-- BEGIN --

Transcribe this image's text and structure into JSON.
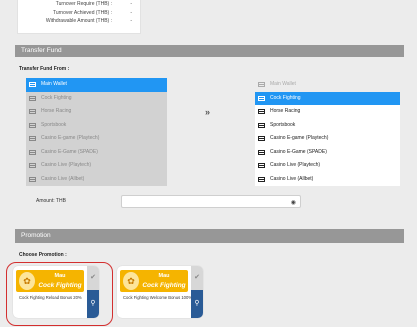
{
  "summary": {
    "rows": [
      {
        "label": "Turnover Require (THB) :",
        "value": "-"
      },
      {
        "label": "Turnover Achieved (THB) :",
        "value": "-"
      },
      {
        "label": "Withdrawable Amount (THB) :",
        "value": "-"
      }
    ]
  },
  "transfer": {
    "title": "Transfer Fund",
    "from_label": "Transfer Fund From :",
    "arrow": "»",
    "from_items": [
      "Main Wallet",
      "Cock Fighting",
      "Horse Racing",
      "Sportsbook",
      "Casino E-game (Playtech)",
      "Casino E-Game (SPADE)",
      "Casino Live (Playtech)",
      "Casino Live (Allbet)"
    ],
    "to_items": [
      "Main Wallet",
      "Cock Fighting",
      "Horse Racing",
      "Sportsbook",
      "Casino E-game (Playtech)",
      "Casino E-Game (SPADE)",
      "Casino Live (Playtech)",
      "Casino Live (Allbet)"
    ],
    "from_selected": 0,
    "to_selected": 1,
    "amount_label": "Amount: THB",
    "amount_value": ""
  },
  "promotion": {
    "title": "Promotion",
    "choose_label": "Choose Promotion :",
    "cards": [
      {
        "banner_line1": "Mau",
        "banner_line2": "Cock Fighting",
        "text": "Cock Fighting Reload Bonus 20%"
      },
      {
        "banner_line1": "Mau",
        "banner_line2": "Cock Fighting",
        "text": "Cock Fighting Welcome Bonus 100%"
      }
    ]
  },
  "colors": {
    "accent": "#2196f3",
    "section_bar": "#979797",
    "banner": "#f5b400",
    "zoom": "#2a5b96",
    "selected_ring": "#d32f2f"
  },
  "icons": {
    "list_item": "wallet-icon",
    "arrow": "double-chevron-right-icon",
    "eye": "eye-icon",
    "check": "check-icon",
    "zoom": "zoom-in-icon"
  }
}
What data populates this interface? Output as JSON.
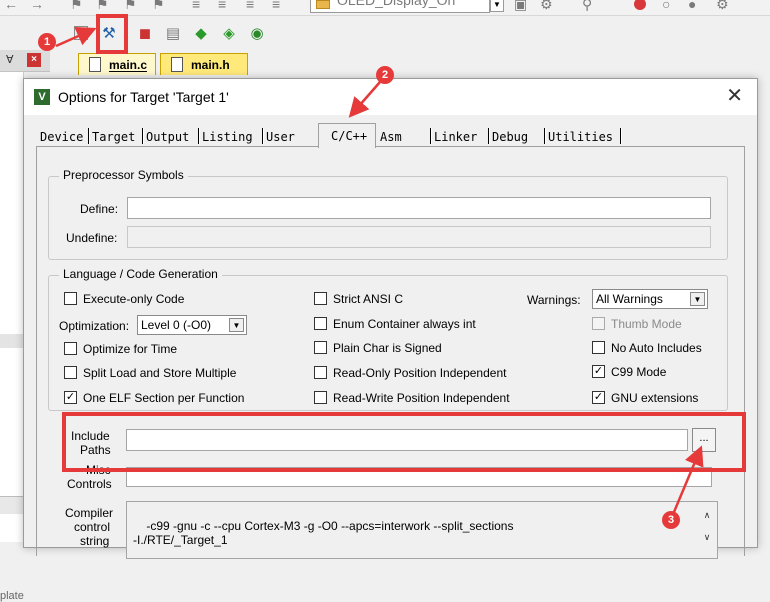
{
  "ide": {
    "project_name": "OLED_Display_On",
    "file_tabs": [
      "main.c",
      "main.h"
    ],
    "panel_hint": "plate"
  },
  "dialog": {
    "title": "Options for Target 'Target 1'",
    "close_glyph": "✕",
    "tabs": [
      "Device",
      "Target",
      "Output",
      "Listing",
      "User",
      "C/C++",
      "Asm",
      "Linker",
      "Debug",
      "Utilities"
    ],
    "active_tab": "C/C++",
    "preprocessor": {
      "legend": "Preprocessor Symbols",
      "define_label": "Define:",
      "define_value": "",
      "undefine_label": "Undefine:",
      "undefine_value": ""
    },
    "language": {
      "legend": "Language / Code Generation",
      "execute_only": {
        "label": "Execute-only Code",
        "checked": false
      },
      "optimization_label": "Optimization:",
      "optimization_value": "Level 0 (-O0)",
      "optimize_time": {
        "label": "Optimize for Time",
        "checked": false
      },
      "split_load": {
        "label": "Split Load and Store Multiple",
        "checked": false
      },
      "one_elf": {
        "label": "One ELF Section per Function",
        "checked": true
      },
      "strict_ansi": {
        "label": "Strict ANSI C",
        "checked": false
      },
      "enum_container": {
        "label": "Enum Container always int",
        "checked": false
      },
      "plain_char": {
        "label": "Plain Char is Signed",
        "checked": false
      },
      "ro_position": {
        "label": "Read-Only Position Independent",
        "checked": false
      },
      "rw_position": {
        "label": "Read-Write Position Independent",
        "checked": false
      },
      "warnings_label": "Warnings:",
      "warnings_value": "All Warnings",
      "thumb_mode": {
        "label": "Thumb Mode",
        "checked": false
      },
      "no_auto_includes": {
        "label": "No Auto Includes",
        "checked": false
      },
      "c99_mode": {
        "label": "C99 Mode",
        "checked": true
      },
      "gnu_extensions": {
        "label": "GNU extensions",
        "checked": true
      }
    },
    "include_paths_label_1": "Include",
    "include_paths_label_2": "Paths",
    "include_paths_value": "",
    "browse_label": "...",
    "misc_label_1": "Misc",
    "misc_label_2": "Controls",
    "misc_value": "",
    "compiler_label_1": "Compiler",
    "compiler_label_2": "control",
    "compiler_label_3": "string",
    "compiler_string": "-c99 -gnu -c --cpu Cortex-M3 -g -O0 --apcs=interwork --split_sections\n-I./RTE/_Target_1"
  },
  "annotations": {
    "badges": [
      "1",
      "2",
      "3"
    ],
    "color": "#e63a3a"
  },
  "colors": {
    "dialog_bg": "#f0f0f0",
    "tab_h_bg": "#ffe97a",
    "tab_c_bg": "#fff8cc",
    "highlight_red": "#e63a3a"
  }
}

-- END --

**Written instruction:**
Give every record again exactly, apart from the pictures, which stay out.

**Complete answer:**
Transcribe this image's text and structure into JSON.
{
  "summary": {
    "rows": [
      {
        "label": "Turnover Require (THB) :",
        "value": "-"
      },
      {
        "label": "Turnover Achieved (THB) :",
        "value": "-"
      },
      {
        "label": "Withdrawable Amount (THB) :",
        "value": "-"
      }
    ]
  },
  "transfer": {
    "title": "Transfer Fund",
    "from_label": "Transfer Fund From :",
    "arrow": "»",
    "from_items": [
      "Main Wallet",
      "Cock Fighting",
      "Horse Racing",
      "Sportsbook",
      "Casino E-game (Playtech)",
      "Casino E-Game (SPADE)",
      "Casino Live (Playtech)",
      "Casino Live (Allbet)"
    ],
    "to_items": [
      "Main Wallet",
      "Cock Fighting",
      "Horse Racing",
      "Sportsbook",
      "Casino E-game (Playtech)",
      "Casino E-Game (SPADE)",
      "Casino Live (Playtech)",
      "Casino Live (Allbet)"
    ],
    "from_selected": 0,
    "to_selected": 1,
    "amount_label": "Amount: THB",
    "amount_value": ""
  },
  "promotion": {
    "title": "Promotion",
    "choose_label": "Choose Promotion :",
    "cards": [
      {
        "banner_line1": "Mau",
        "banner_line2": "Cock Fighting",
        "text": "Cock Fighting Reload Bonus 20%"
      },
      {
        "banner_line1": "Mau",
        "banner_line2": "Cock Fighting",
        "text": "Cock Fighting Welcome Bonus 100%"
      }
    ]
  },
  "colors": {
    "accent": "#2196f3",
    "section_bar": "#979797",
    "banner": "#f5b400",
    "zoom": "#2a5b96",
    "selected_ring": "#d32f2f"
  },
  "icons": {
    "list_item": "wallet-icon",
    "arrow": "double-chevron-right-icon",
    "eye": "eye-icon",
    "check": "check-icon",
    "zoom": "zoom-in-icon"
  }
}
What data populates this interface? Output as JSON.
{
  "ide": {
    "project_name": "OLED_Display_On",
    "file_tabs": [
      "main.c",
      "main.h"
    ],
    "panel_hint": "plate"
  },
  "dialog": {
    "title": "Options for Target 'Target 1'",
    "close_glyph": "✕",
    "tabs": [
      "Device",
      "Target",
      "Output",
      "Listing",
      "User",
      "C/C++",
      "Asm",
      "Linker",
      "Debug",
      "Utilities"
    ],
    "active_tab": "C/C++",
    "preprocessor": {
      "legend": "Preprocessor Symbols",
      "define_label": "Define:",
      "define_value": "",
      "undefine_label": "Undefine:",
      "undefine_value": ""
    },
    "language": {
      "legend": "Language / Code Generation",
      "execute_only": {
        "label": "Execute-only Code",
        "checked": false
      },
      "optimization_label": "Optimization:",
      "optimization_value": "Level 0 (-O0)",
      "optimize_time": {
        "label": "Optimize for Time",
        "checked": false
      },
      "split_load": {
        "label": "Split Load and Store Multiple",
        "checked": false
      },
      "one_elf": {
        "label": "One ELF Section per Function",
        "checked": true
      },
      "strict_ansi": {
        "label": "Strict ANSI C",
        "checked": false
      },
      "enum_container": {
        "label": "Enum Container always int",
        "checked": false
      },
      "plain_char": {
        "label": "Plain Char is Signed",
        "checked": false
      },
      "ro_position": {
        "label": "Read-Only Position Independent",
        "checked": false
      },
      "rw_position": {
        "label": "Read-Write Position Independent",
        "checked": false
      },
      "warnings_label": "Warnings:",
      "warnings_value": "All Warnings",
      "thumb_mode": {
        "label": "Thumb Mode",
        "checked": false
      },
      "no_auto_includes": {
        "label": "No Auto Includes",
        "checked": false
      },
      "c99_mode": {
        "label": "C99 Mode",
        "checked": true
      },
      "gnu_extensions": {
        "label": "GNU extensions",
        "checked": true
      }
    },
    "include_paths_label_1": "Include",
    "include_paths_label_2": "Paths",
    "include_paths_value": "",
    "browse_label": "...",
    "misc_label_1": "Misc",
    "misc_label_2": "Controls",
    "misc_value": "",
    "compiler_label_1": "Compiler",
    "compiler_label_2": "control",
    "compiler_label_3": "string",
    "compiler_string": "-c99 -gnu -c --cpu Cortex-M3 -g -O0 --apcs=interwork --split_sections\n-I./RTE/_Target_1"
  },
  "annotations": {
    "badges": [
      "1",
      "2",
      "3"
    ],
    "color": "#e63a3a"
  },
  "colors": {
    "dialog_bg": "#f0f0f0",
    "tab_h_bg": "#ffe97a",
    "tab_c_bg": "#fff8cc",
    "highlight_red": "#e63a3a"
  }
}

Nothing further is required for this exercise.